Report, as a bare number, how many lines contain the string "дорог".

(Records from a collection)
——————————
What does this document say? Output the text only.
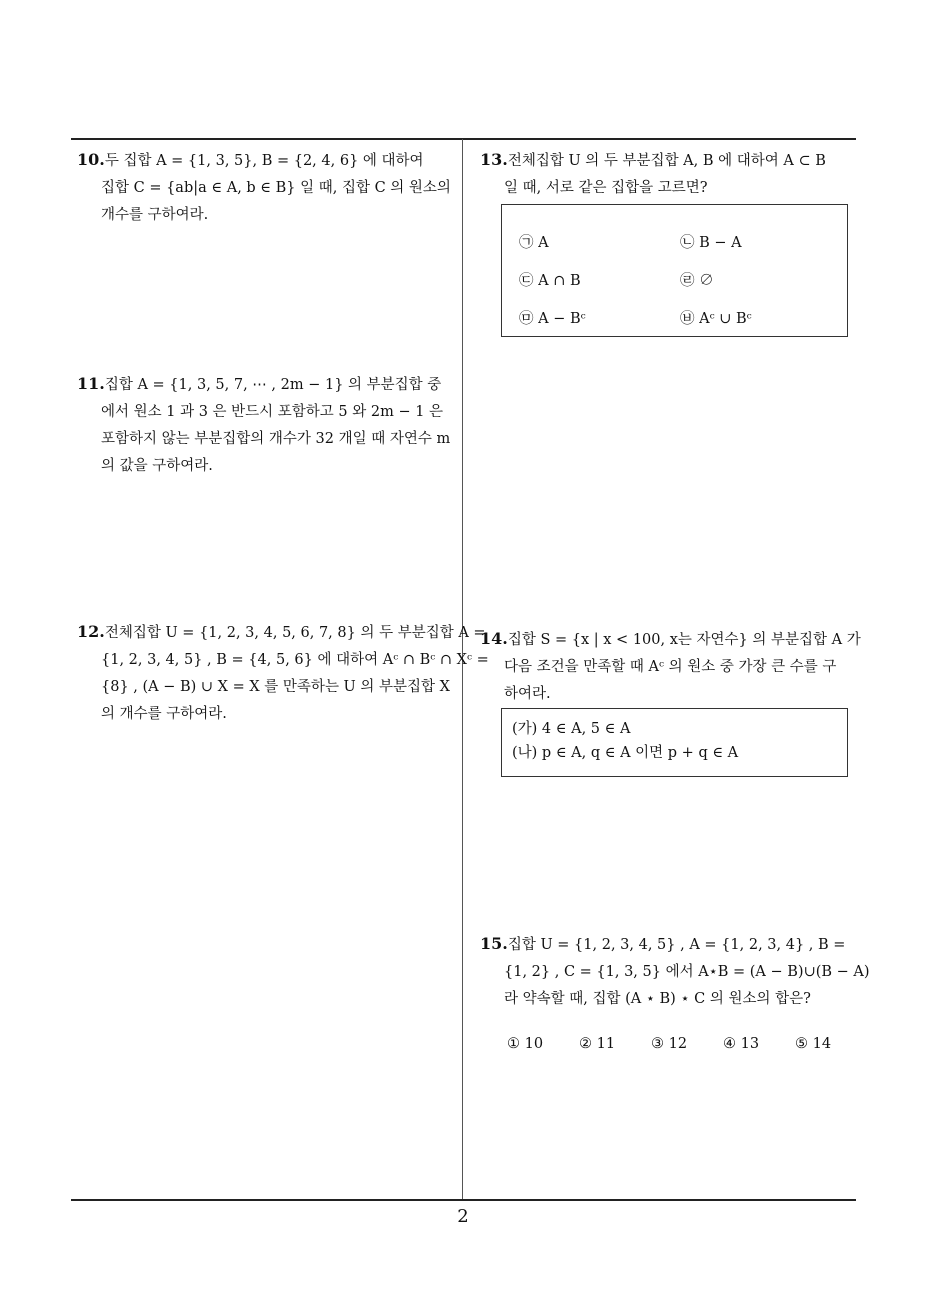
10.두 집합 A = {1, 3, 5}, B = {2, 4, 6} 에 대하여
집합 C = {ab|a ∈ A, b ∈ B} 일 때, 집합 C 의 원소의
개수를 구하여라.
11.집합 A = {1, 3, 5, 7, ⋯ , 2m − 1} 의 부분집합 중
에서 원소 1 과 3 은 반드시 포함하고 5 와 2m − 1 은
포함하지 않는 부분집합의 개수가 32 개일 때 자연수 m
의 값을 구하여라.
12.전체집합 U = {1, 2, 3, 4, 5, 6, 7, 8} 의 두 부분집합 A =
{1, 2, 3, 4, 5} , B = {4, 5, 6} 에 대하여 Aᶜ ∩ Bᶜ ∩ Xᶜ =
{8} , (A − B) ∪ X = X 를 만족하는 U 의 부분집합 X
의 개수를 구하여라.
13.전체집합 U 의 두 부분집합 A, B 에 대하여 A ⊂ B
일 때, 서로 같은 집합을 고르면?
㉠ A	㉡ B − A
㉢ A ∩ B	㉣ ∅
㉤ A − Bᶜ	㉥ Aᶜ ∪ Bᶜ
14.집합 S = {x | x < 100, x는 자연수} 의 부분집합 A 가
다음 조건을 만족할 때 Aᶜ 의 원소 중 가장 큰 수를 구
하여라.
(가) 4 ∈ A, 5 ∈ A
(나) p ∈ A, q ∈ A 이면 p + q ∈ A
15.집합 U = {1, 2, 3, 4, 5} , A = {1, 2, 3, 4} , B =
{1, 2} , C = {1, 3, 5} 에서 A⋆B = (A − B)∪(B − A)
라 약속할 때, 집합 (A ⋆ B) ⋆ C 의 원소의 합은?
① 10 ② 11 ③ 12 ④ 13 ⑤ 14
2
——————————
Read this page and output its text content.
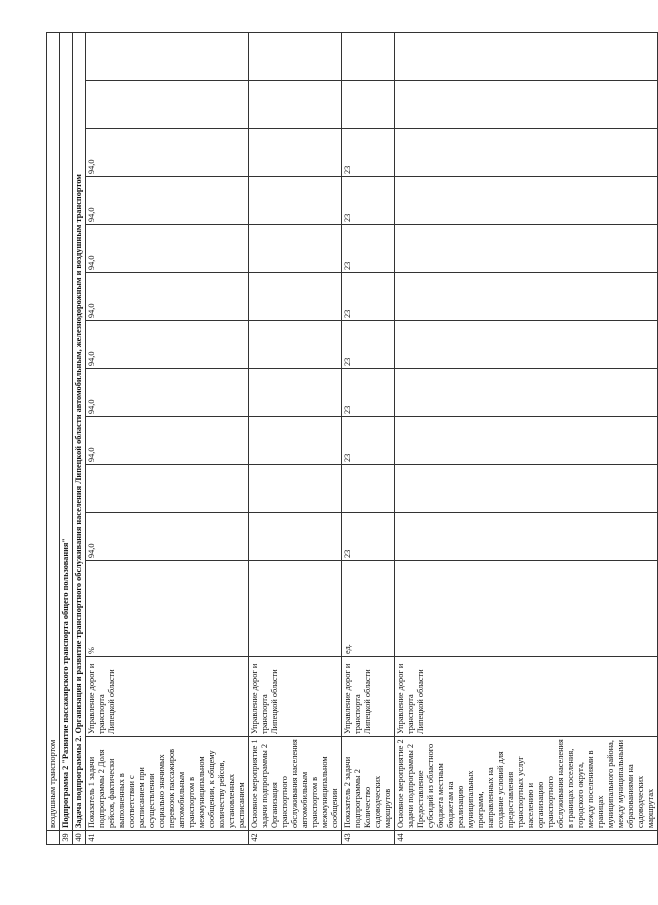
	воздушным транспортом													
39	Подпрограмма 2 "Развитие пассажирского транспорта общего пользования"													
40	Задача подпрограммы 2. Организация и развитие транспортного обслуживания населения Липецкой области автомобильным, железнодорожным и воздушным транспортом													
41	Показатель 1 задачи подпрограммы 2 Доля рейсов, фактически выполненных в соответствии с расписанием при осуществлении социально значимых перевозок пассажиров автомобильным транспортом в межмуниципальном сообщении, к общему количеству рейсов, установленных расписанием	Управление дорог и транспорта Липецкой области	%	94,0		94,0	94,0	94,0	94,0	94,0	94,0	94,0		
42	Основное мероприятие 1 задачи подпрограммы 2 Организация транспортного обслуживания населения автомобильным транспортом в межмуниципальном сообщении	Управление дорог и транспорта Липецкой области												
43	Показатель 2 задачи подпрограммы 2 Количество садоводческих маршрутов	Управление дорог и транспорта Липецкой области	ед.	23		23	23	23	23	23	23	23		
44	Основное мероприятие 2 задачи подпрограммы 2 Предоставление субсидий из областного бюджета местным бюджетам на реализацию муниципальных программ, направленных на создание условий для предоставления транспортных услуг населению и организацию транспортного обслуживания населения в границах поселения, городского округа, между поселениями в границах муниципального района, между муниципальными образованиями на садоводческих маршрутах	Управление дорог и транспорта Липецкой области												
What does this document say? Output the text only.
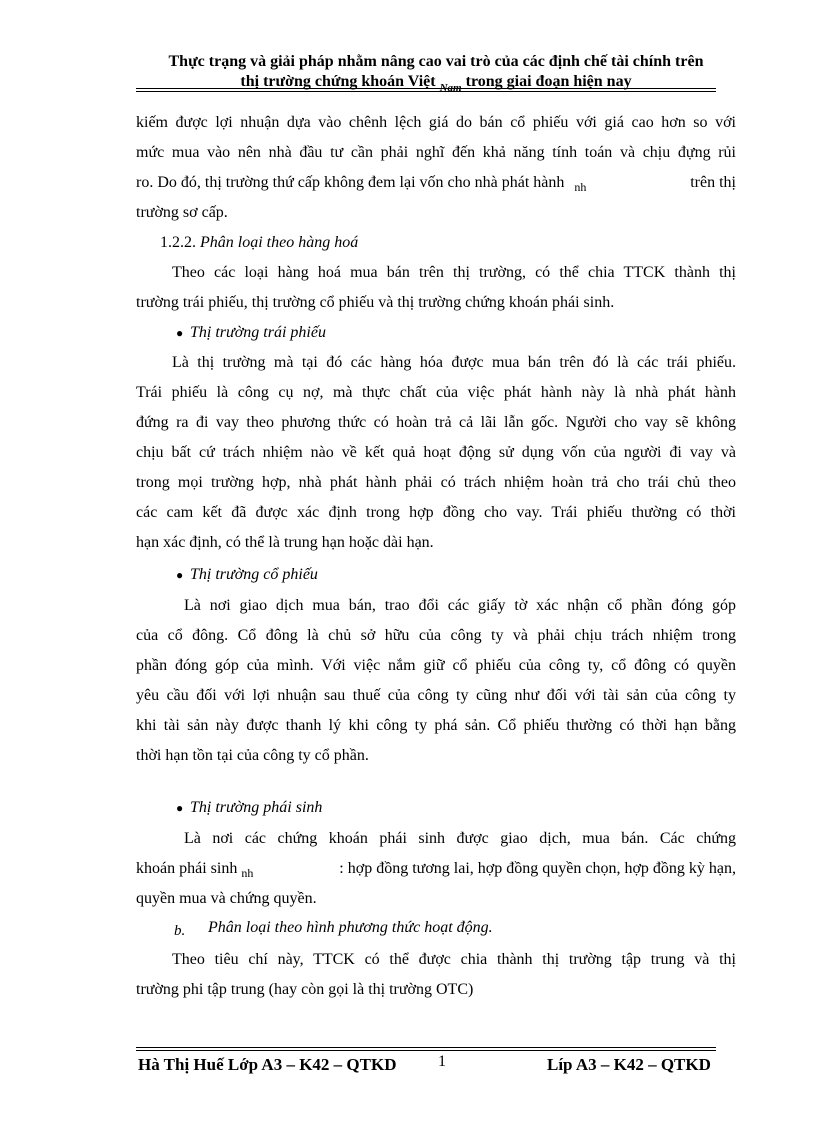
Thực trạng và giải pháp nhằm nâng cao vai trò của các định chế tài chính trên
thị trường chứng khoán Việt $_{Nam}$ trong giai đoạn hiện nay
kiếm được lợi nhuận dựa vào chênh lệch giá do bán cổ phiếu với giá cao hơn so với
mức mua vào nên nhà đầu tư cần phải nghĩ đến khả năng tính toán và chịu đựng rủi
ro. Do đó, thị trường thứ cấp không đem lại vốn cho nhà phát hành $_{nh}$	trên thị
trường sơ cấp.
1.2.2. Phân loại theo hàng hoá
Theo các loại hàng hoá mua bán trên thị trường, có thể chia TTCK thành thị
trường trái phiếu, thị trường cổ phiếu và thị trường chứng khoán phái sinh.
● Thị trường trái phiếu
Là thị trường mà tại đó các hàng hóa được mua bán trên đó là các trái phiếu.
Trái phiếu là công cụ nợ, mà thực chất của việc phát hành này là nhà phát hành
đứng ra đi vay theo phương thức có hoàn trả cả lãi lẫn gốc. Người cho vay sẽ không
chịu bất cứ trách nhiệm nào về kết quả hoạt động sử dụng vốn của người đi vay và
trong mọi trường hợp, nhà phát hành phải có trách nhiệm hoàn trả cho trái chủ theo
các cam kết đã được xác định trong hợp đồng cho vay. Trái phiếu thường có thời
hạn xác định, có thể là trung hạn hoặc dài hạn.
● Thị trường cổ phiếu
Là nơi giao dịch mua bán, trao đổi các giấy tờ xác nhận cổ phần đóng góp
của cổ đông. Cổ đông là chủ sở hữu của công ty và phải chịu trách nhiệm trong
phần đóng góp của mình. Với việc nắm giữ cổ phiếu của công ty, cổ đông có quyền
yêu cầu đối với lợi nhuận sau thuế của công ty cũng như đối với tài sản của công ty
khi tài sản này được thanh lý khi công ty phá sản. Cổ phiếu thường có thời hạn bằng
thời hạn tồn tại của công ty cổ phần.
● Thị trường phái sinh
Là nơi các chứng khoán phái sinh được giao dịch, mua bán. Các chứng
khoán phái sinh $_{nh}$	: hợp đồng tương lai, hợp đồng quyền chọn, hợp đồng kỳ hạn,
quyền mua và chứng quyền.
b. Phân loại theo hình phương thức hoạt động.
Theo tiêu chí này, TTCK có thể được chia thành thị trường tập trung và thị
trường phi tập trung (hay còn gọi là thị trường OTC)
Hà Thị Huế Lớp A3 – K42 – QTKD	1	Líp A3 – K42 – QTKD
——————————
# The response
4